> **EXERCISE TASK**:
Provide an exact copy of the data, excluding the images.

> **DATA ROWS**:
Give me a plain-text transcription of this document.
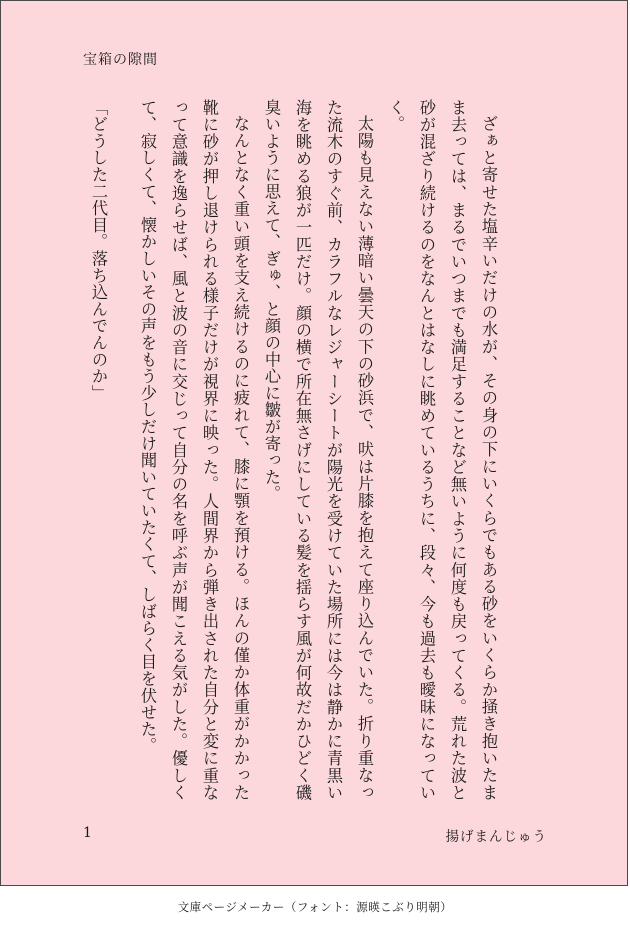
宝箱の隙間

ざぁと寄せた塩辛いだけの水が、その身の下にいくらでもある砂をいくらか掻き抱いたまま去っては、まるでいつまでも満足することなど無いように何度も戻ってくる。荒れた波と砂が混ざり続けるのをなんとはなしに眺めているうちに、段々、今も過去も曖昧になっていく。

太陽も見えない薄暗い曇天の下の砂浜で、吠は片膝を抱えて座り込んでいた。折り重なった流木のすぐ前、カラフルなレジャーシートが陽光を受けていた場所には今は静かに青黒い海を眺める狼が一匹だけ。顔の横で所在無さげにしている髪を揺らす風が何故だかひどく磯臭いように思えて、ぎゅ、と顔の中心に皺が寄った。

なんとなく重い頭を支え続けるのに疲れて、膝に顎を預ける。ほんの僅か体重がかかった靴に砂が押し退けられる様子だけが視界に映った。人間界から弾き出された自分と変に重なって意識を逸らせば、風と波の音に交じって自分の名を呼ぶ声が聞こえる気がした。優しくて、寂しくて、懐かしいその声をもう少しだけ聞いていたくて、しばらく目を伏せた。

「どうした二代目。落ち込んでんのか」

1	揚げまんじゅう
文庫ページメーカー（フォント：源暎こぶり明朝）
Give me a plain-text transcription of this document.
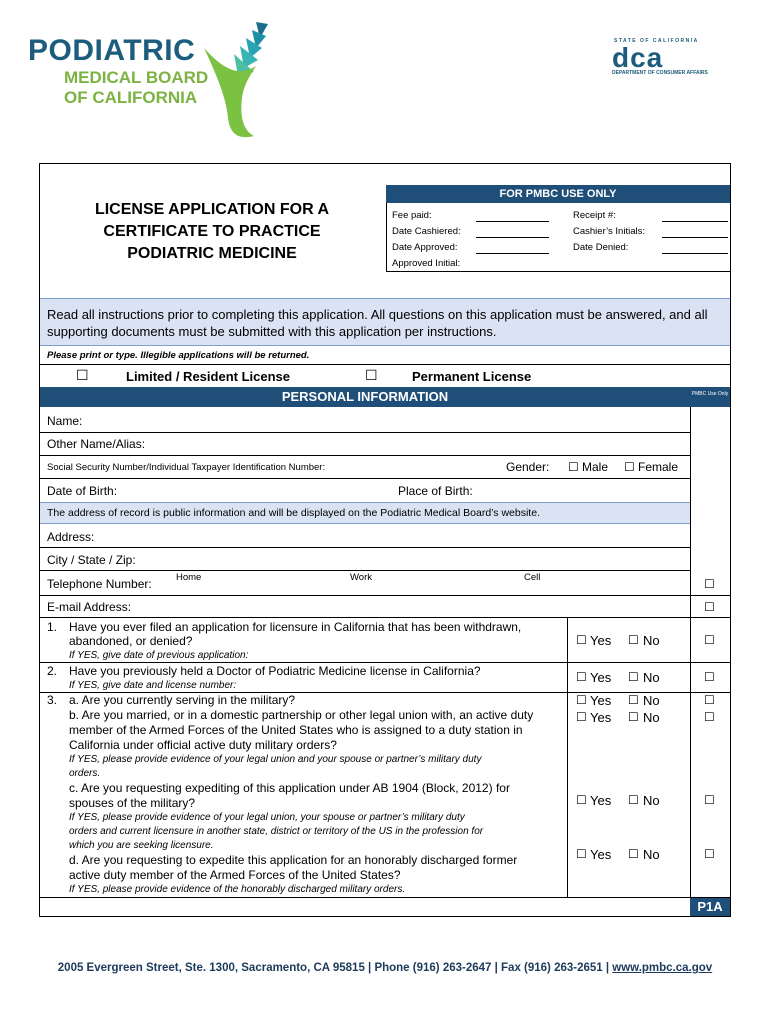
PODIATRIC
MEDICAL BOARD
OF CALIFORNIA
STATE OF CALIFORNIA
dca
DEPARTMENT OF CONSUMER AFFAIRS
LICENSE APPLICATION FOR A
CERTIFICATE TO PRACTICE
PODIATRIC MEDICINE
FOR PMBC USE ONLY
Fee paid:	Receipt #:
Date Cashiered:	Cashier’s Initials:
Date Approved:	Date Denied:
Approved Initial:
Read all instructions prior to completing this application. All questions on this application must be answered, and all supporting documents must be submitted with this application per instructions.
Please print or type. Illegible applications will be returned.
☐	Limited / Resident License	☐	Permanent License
PERSONAL INFORMATION	PMBC Use Only
Name:
Other Name/Alias:
Social Security Number/Individual Taxpayer Identification Number:	Gender: ☐ Male ☐ Female
Date of Birth:	Place of Birth:
The address of record is public information and will be displayed on the Podiatric Medical Board’s website.
Address:
City / State / Zip:
Telephone Number:	Home	Work	Cell	☐
E-mail Address:	☐
1. Have you ever filed an application for licensure in California that has been withdrawn,
abandoned, or denied?
If YES, give date of previous application:
☐ Yes ☐ No	☐
2. Have you previously held a Doctor of Podiatric Medicine license in California?
If YES, give date and license number:
☐ Yes ☐ No	☐
3. a. Are you currently serving in the military?	☐ Yes ☐ No	☐
b. Are you married, or in a domestic partnership or other legal union with, an active duty
member of the Armed Forces of the United States who is assigned to a duty station in
California under official active duty military orders?
If YES, please provide evidence of your legal union and your spouse or partner’s military duty
orders.
☐ Yes ☐ No	☐
c. Are you requesting expediting of this application under AB 1904 (Block, 2012) for
spouses of the military?
If YES, please provide evidence of your legal union, your spouse or partner’s military duty
orders and current licensure in another state, district or territory of the US in the profession for
which you are seeking licensure.
☐ Yes ☐ No	☐
d. Are you requesting to expedite this application for an honorably discharged former
active duty member of the Armed Forces of the United States?
If YES, please provide evidence of the honorably discharged military orders.
☐ Yes ☐ No	☐
P1A
2005 Evergreen Street, Ste. 1300, Sacramento, CA 95815 | Phone (916) 263-2647 | Fax (916) 263-2651 | www.pmbc.ca.gov
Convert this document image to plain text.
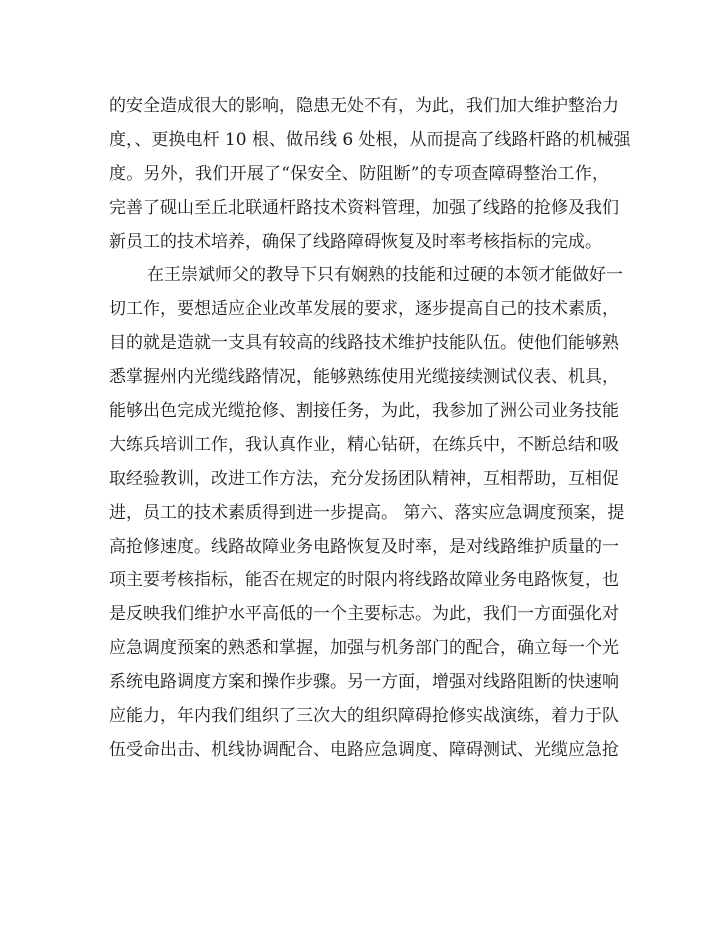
的安全造成很大的影响，隐患无处不有，为此，我们加大维护整治力
度，、更换电杆 10 根、做吊线 6 处根，从而提高了线路杆路的机械强
度。另外，我们开展了“保安全、防阻断”的专项查障碍整治工作，
完善了砚山至丘北联通杆路技术资料管理，加强了线路的抢修及我们
新员工的技术培养，确保了线路障碍恢复及时率考核指标的完成。
在王崇斌师父的教导下只有娴熟的技能和过硬的本领才能做好一
切工作，要想适应企业改革发展的要求，逐步提高自己的技术素质，
目的就是造就一支具有较高的线路技术维护技能队伍。使他们能够熟
悉掌握州内光缆线路情况，能够熟练使用光缆接续测试仪表、机具，
能够出色完成光缆抢修、割接任务，为此，我参加了洲公司业务技能
大练兵培训工作，我认真作业，精心钻研，在练兵中，不断总结和吸
取经验教训，改进工作方法，充分发扬团队精神，互相帮助，互相促
进，员工的技术素质得到进一步提高。 第六、落实应急调度预案，提
高抢修速度。线路故障业务电路恢复及时率，是对线路维护质量的一
项主要考核指标，能否在规定的时限内将线路故障业务电路恢复，也
是反映我们维护水平高低的一个主要标志。为此，我们一方面强化对
应急调度预案的熟悉和掌握，加强与机务部门的配合，确立每一个光
系统电路调度方案和操作步骤。另一方面，增强对线路阻断的快速响
应能力，年内我们组织了三次大的组织障碍抢修实战演练，着力于队
伍受命出击、机线协调配合、电路应急调度、障碍测试、光缆应急抢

> **OUTPUT FOR THIS EXERCISE**:
Give me a plain-text transcription of this document.
宝箱の隙間

ざぁと寄せた塩辛いだけの水が、その身の下にいくらでもある砂をいくらか掻き抱いたまま去っては、まるでいつまでも満足することなど無いように何度も戻ってくる。荒れた波と砂が混ざり続けるのをなんとはなしに眺めているうちに、段々、今も過去も曖昧になっていく。

太陽も見えない薄暗い曇天の下の砂浜で、吠は片膝を抱えて座り込んでいた。折り重なった流木のすぐ前、カラフルなレジャーシートが陽光を受けていた場所には今は静かに青黒い海を眺める狼が一匹だけ。顔の横で所在無さげにしている髪を揺らす風が何故だかひどく磯臭いように思えて、ぎゅ、と顔の中心に皺が寄った。

なんとなく重い頭を支え続けるのに疲れて、膝に顎を預ける。ほんの僅か体重がかかった靴に砂が押し退けられる様子だけが視界に映った。人間界から弾き出された自分と変に重なって意識を逸らせば、風と波の音に交じって自分の名を呼ぶ声が聞こえる気がした。優しくて、寂しくて、懐かしいその声をもう少しだけ聞いていたくて、しばらく目を伏せた。

「どうした二代目。落ち込んでんのか」

1	揚げまんじゅう
文庫ページメーカー（フォント：源暎こぶり明朝）
Give me a plain-text transcription of this document.
PODIATRIC
MEDICAL BOARD
OF CALIFORNIA
STATE OF CALIFORNIA
dca
DEPARTMENT OF CONSUMER AFFAIRS
LICENSE APPLICATION FOR A
CERTIFICATE TO PRACTICE
PODIATRIC MEDICINE
FOR PMBC USE ONLY
Fee paid:	Receipt #:
Date Cashiered:	Cashier’s Initials:
Date Approved:	Date Denied:
Approved Initial:
Read all instructions prior to completing this application. All questions on this application must be answered, and all supporting documents must be submitted with this application per instructions.
Please print or type. Illegible applications will be returned.
☐	Limited / Resident License	☐	Permanent License
PERSONAL INFORMATION	PMBC Use Only
Name:
Other Name/Alias:
Social Security Number/Individual Taxpayer Identification Number:	Gender: ☐ Male ☐ Female
Date of Birth:	Place of Birth:
The address of record is public information and will be displayed on the Podiatric Medical Board’s website.
Address:
City / State / Zip:
Telephone Number:	Home	Work	Cell	☐
E-mail Address:	☐
1. Have you ever filed an application for licensure in California that has been withdrawn,
abandoned, or denied?
If YES, give date of previous application:
☐ Yes ☐ No	☐
2. Have you previously held a Doctor of Podiatric Medicine license in California?
If YES, give date and license number:
☐ Yes ☐ No	☐
3. a. Are you currently serving in the military?	☐ Yes ☐ No	☐
b. Are you married, or in a domestic partnership or other legal union with, an active duty
member of the Armed Forces of the United States who is assigned to a duty station in
California under official active duty military orders?
If YES, please provide evidence of your legal union and your spouse or partner’s military duty
orders.
☐ Yes ☐ No	☐
c. Are you requesting expediting of this application under AB 1904 (Block, 2012) for
spouses of the military?
If YES, please provide evidence of your legal union, your spouse or partner’s military duty
orders and current licensure in another state, district or territory of the US in the profession for
which you are seeking licensure.
☐ Yes ☐ No	☐
d. Are you requesting to expedite this application for an honorably discharged former
active duty member of the Armed Forces of the United States?
If YES, please provide evidence of the honorably discharged military orders.
☐ Yes ☐ No	☐
P1A
2005 Evergreen Street, Ste. 1300, Sacramento, CA 95815 | Phone (916) 263-2647 | Fax (916) 263-2651 | www.pmbc.ca.gov
Convert this document image to plain text.
的安全造成很大的影响，隐患无处不有，为此，我们加大维护整治力
度，、更换电杆 10 根、做吊线 6 处根，从而提高了线路杆路的机械强
度。另外，我们开展了“保安全、防阻断”的专项查障碍整治工作，
完善了砚山至丘北联通杆路技术资料管理，加强了线路的抢修及我们
新员工的技术培养，确保了线路障碍恢复及时率考核指标的完成。
在王崇斌师父的教导下只有娴熟的技能和过硬的本领才能做好一
切工作，要想适应企业改革发展的要求，逐步提高自己的技术素质，
目的就是造就一支具有较高的线路技术维护技能队伍。使他们能够熟
悉掌握州内光缆线路情况，能够熟练使用光缆接续测试仪表、机具，
能够出色完成光缆抢修、割接任务，为此，我参加了洲公司业务技能
大练兵培训工作，我认真作业，精心钻研，在练兵中，不断总结和吸
取经验教训，改进工作方法，充分发扬团队精神，互相帮助，互相促
进，员工的技术素质得到进一步提高。 第六、落实应急调度预案，提
高抢修速度。线路故障业务电路恢复及时率，是对线路维护质量的一
项主要考核指标，能否在规定的时限内将线路故障业务电路恢复，也
是反映我们维护水平高低的一个主要标志。为此，我们一方面强化对
应急调度预案的熟悉和掌握，加强与机务部门的配合，确立每一个光
系统电路调度方案和操作步骤。另一方面，增强对线路阻断的快速响
应能力，年内我们组织了三次大的组织障碍抢修实战演练，着力于队
伍受命出击、机线协调配合、电路应急调度、障碍测试、光缆应急抢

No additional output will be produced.